YOUR GOAL> Copy out the data below as written; omit any images.

(Extracted records)

** Begin **

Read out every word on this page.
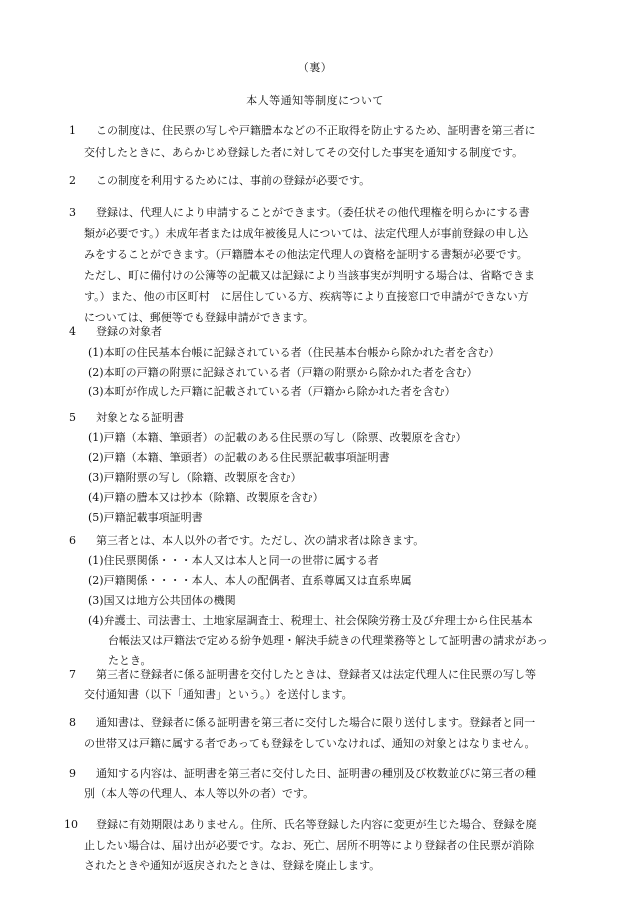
（裏）
本人等通知等制度について
1 この制度は、住民票の写しや戸籍謄本などの不正取得を防止するため、証明書を第三者に
交付したときに、あらかじめ登録した者に対してその交付した事実を通知する制度です。
2 この制度を利用するためには、事前の登録が必要です。
3 登録は、代理人により申請することができます。（委任状その他代理権を明らかにする書
類が必要です。）未成年者または成年被後見人については、法定代理人が事前登録の申し込
みをすることができます。（戸籍謄本その他法定代理人の資格を証明する書類が必要です。
ただし、町に備付けの公簿等の記載又は記録により当該事実が判明する場合は、省略できま
す。）また、他の市区町村　に居住している方、疾病等により直接窓口で申請ができない方
については、郵便等でも登録申請ができます。
4 登録の対象者
(1)本町の住民基本台帳に記録されている者（住民基本台帳から除かれた者を含む）
(2)本町の戸籍の附票に記録されている者（戸籍の附票から除かれた者を含む）
(3)本町が作成した戸籍に記載されている者（戸籍から除かれた者を含む）
5 対象となる証明書
(1)戸籍（本籍、筆頭者）の記載のある住民票の写し（除票、改製原を含む）
(2)戸籍（本籍、筆頭者）の記載のある住民票記載事項証明書
(3)戸籍附票の写し（除籍、改製原を含む）
(4)戸籍の謄本又は抄本（除籍、改製原を含む）
(5)戸籍記載事項証明書
6 第三者とは、本人以外の者です。ただし、次の請求者は除きます。
(1)住民票関係・・・本人又は本人と同一の世帯に属する者
(2)戸籍関係・・・・本人、本人の配偶者、直系尊属又は直系卑属
(3)国又は地方公共団体の機関
(4)弁護士、司法書士、土地家屋調査士、税理士、社会保険労務士及び弁理士から住民基本
台帳法又は戸籍法で定める紛争処理・解決手続きの代理業務等として証明書の請求があっ
たとき。
7 第三者に登録者に係る証明書を交付したときは、登録者又は法定代理人に住民票の写し等
交付通知書（以下「通知書」という。）を送付します。
8 通知書は、登録者に係る証明書を第三者に交付した場合に限り送付します。登録者と同一
の世帯又は戸籍に属する者であっても登録をしていなければ、通知の対象とはなりません。
9 通知する内容は、証明書を第三者に交付した日、証明書の種別及び枚数並びに第三者の種
別（本人等の代理人、本人等以外の者）です。
10 登録に有効期限はありません。住所、氏名等登録した内容に変更が生じた場合、登録を廃
止したい場合は、届け出が必要です。なお、死亡、居所不明等により登録者の住民票が消除
されたときや通知が返戻されたときは、登録を廃止します。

** End **

THE SOLUTION>
Read out every word on this page.
（裏）
本人等通知等制度について
1 この制度は、住民票の写しや戸籍謄本などの不正取得を防止するため、証明書を第三者に
交付したときに、あらかじめ登録した者に対してその交付した事実を通知する制度です。
2 この制度を利用するためには、事前の登録が必要です。
3 登録は、代理人により申請することができます。（委任状その他代理権を明らかにする書
類が必要です。）未成年者または成年被後見人については、法定代理人が事前登録の申し込
みをすることができます。（戸籍謄本その他法定代理人の資格を証明する書類が必要です。
ただし、町に備付けの公簿等の記載又は記録により当該事実が判明する場合は、省略できま
す。）また、他の市区町村　に居住している方、疾病等により直接窓口で申請ができない方
については、郵便等でも登録申請ができます。
4 登録の対象者
(1)本町の住民基本台帳に記録されている者（住民基本台帳から除かれた者を含む）
(2)本町の戸籍の附票に記録されている者（戸籍の附票から除かれた者を含む）
(3)本町が作成した戸籍に記載されている者（戸籍から除かれた者を含む）
5 対象となる証明書
(1)戸籍（本籍、筆頭者）の記載のある住民票の写し（除票、改製原を含む）
(2)戸籍（本籍、筆頭者）の記載のある住民票記載事項証明書
(3)戸籍附票の写し（除籍、改製原を含む）
(4)戸籍の謄本又は抄本（除籍、改製原を含む）
(5)戸籍記載事項証明書
6 第三者とは、本人以外の者です。ただし、次の請求者は除きます。
(1)住民票関係・・・本人又は本人と同一の世帯に属する者
(2)戸籍関係・・・・本人、本人の配偶者、直系尊属又は直系卑属
(3)国又は地方公共団体の機関
(4)弁護士、司法書士、土地家屋調査士、税理士、社会保険労務士及び弁理士から住民基本
台帳法又は戸籍法で定める紛争処理・解決手続きの代理業務等として証明書の請求があっ
たとき。
7 第三者に登録者に係る証明書を交付したときは、登録者又は法定代理人に住民票の写し等
交付通知書（以下「通知書」という。）を送付します。
8 通知書は、登録者に係る証明書を第三者に交付した場合に限り送付します。登録者と同一
の世帯又は戸籍に属する者であっても登録をしていなければ、通知の対象とはなりません。
9 通知する内容は、証明書を第三者に交付した日、証明書の種別及び枚数並びに第三者の種
別（本人等の代理人、本人等以外の者）です。
10 登録に有効期限はありません。住所、氏名等登録した内容に変更が生じた場合、登録を廃
止したい場合は、届け出が必要です。なお、死亡、居所不明等により登録者の住民票が消除
されたときや通知が返戻されたときは、登録を廃止します。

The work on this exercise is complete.